What is expected: Gather every line of the entries that includes the word "this".

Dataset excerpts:
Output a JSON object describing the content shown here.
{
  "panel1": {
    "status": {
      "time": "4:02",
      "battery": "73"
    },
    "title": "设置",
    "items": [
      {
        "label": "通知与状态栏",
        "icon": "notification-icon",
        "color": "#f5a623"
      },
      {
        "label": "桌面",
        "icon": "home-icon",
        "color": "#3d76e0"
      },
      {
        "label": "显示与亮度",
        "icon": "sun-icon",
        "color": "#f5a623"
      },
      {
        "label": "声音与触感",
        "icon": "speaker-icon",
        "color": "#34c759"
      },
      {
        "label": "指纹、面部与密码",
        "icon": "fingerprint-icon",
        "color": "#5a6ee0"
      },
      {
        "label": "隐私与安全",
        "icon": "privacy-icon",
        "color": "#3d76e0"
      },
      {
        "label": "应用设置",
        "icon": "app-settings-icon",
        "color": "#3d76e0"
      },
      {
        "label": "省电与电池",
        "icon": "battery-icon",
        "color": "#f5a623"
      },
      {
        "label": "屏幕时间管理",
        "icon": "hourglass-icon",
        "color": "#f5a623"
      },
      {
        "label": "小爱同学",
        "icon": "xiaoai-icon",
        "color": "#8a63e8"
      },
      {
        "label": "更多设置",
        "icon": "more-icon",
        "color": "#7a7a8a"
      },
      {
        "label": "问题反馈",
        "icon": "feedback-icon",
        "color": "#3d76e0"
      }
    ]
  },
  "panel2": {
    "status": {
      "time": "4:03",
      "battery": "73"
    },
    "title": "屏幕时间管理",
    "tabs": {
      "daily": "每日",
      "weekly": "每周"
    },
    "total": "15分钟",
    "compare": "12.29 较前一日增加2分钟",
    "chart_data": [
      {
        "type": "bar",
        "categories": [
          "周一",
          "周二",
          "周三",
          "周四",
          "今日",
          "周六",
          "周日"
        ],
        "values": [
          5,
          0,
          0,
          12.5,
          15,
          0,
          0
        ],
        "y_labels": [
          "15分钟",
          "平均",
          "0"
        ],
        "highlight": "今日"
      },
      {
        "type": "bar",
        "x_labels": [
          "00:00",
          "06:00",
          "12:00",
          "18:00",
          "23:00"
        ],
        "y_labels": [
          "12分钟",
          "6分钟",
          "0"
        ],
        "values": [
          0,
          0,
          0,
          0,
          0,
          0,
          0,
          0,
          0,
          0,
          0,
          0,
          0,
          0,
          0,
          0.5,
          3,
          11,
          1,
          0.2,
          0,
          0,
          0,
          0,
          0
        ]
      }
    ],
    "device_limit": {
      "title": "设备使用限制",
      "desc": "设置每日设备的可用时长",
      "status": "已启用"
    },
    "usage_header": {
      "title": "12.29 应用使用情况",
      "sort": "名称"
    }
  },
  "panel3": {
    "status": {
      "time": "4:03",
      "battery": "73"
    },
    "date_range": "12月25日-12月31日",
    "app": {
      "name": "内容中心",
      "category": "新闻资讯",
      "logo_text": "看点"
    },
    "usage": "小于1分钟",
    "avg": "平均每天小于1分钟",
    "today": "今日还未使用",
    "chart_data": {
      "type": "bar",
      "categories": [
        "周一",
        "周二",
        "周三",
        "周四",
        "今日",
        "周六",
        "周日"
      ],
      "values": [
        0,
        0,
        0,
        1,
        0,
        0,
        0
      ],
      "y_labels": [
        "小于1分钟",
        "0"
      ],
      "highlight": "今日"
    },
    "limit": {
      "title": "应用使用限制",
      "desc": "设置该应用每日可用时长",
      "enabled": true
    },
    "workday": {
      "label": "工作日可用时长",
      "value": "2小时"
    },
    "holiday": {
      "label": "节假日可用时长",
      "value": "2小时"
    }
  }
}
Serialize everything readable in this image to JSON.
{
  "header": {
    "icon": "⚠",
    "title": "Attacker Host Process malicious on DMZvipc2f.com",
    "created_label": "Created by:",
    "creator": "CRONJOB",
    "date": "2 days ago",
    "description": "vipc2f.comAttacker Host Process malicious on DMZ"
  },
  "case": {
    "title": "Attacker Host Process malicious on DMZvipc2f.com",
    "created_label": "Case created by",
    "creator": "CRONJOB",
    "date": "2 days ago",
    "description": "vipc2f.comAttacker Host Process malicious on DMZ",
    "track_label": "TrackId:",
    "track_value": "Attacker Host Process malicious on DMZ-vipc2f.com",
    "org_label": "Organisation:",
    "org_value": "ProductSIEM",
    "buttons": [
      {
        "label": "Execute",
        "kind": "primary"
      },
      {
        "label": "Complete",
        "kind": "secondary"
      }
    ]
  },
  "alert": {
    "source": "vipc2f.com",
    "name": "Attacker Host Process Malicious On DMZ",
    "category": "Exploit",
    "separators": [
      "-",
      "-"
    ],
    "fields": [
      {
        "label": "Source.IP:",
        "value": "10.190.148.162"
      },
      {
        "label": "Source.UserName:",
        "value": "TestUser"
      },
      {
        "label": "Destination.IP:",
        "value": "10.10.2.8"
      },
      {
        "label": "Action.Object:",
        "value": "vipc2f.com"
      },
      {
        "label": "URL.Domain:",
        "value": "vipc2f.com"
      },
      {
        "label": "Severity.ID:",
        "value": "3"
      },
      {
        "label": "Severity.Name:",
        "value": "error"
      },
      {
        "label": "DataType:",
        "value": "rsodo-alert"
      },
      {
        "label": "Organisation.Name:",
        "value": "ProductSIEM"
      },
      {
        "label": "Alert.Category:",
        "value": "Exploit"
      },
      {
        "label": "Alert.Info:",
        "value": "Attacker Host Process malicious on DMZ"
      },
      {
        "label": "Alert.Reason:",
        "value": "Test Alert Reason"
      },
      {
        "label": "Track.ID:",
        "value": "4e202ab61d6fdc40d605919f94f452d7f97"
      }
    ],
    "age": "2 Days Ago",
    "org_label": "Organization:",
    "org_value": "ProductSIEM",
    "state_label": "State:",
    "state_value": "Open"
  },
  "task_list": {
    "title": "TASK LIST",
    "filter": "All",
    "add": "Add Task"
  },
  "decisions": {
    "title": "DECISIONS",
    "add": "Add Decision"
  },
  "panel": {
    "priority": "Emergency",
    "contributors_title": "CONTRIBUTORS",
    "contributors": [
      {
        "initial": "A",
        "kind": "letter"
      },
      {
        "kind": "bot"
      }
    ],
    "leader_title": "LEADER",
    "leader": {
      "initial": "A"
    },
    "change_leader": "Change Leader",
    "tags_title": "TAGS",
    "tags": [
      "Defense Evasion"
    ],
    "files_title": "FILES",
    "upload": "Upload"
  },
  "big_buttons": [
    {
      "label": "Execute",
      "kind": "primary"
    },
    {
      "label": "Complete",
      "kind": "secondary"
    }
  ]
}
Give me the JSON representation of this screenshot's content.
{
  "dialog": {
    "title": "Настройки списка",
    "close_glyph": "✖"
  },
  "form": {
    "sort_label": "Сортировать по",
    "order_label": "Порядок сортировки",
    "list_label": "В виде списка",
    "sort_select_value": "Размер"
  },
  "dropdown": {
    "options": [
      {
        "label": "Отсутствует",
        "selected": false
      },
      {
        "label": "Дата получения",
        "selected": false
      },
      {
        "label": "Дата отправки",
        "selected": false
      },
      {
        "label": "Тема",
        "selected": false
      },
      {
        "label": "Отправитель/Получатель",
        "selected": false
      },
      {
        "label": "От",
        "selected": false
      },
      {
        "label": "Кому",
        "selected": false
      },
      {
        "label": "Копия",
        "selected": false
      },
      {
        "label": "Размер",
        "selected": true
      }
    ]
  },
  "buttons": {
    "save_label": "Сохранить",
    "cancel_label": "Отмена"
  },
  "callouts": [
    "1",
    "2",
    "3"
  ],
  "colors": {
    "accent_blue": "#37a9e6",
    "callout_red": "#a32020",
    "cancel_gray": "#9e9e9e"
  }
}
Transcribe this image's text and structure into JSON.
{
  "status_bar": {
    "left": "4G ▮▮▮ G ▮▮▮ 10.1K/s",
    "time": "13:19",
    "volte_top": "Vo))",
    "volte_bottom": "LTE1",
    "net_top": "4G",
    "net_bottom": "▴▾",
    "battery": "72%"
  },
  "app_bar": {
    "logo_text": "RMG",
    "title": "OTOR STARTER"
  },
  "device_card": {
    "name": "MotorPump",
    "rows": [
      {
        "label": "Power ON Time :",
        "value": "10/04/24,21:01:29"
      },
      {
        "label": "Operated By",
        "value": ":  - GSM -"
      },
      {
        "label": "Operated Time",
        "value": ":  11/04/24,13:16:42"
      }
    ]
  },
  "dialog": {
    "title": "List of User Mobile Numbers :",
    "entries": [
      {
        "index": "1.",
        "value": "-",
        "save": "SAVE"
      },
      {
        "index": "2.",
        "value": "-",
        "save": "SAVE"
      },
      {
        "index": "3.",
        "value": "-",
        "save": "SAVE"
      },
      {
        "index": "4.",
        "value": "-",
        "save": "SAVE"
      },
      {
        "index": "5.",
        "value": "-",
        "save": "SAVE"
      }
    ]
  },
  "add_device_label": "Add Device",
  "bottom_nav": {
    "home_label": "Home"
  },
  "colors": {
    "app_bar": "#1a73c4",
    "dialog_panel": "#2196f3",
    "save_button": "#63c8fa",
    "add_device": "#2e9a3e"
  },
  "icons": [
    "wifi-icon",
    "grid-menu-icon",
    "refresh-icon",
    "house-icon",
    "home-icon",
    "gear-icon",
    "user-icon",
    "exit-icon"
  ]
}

Completed exercise:
Serialize everything readable in this image to JSON.
Give me the JSON representation of this screenshot's content.
Transcribe this image's text and structure into JSON.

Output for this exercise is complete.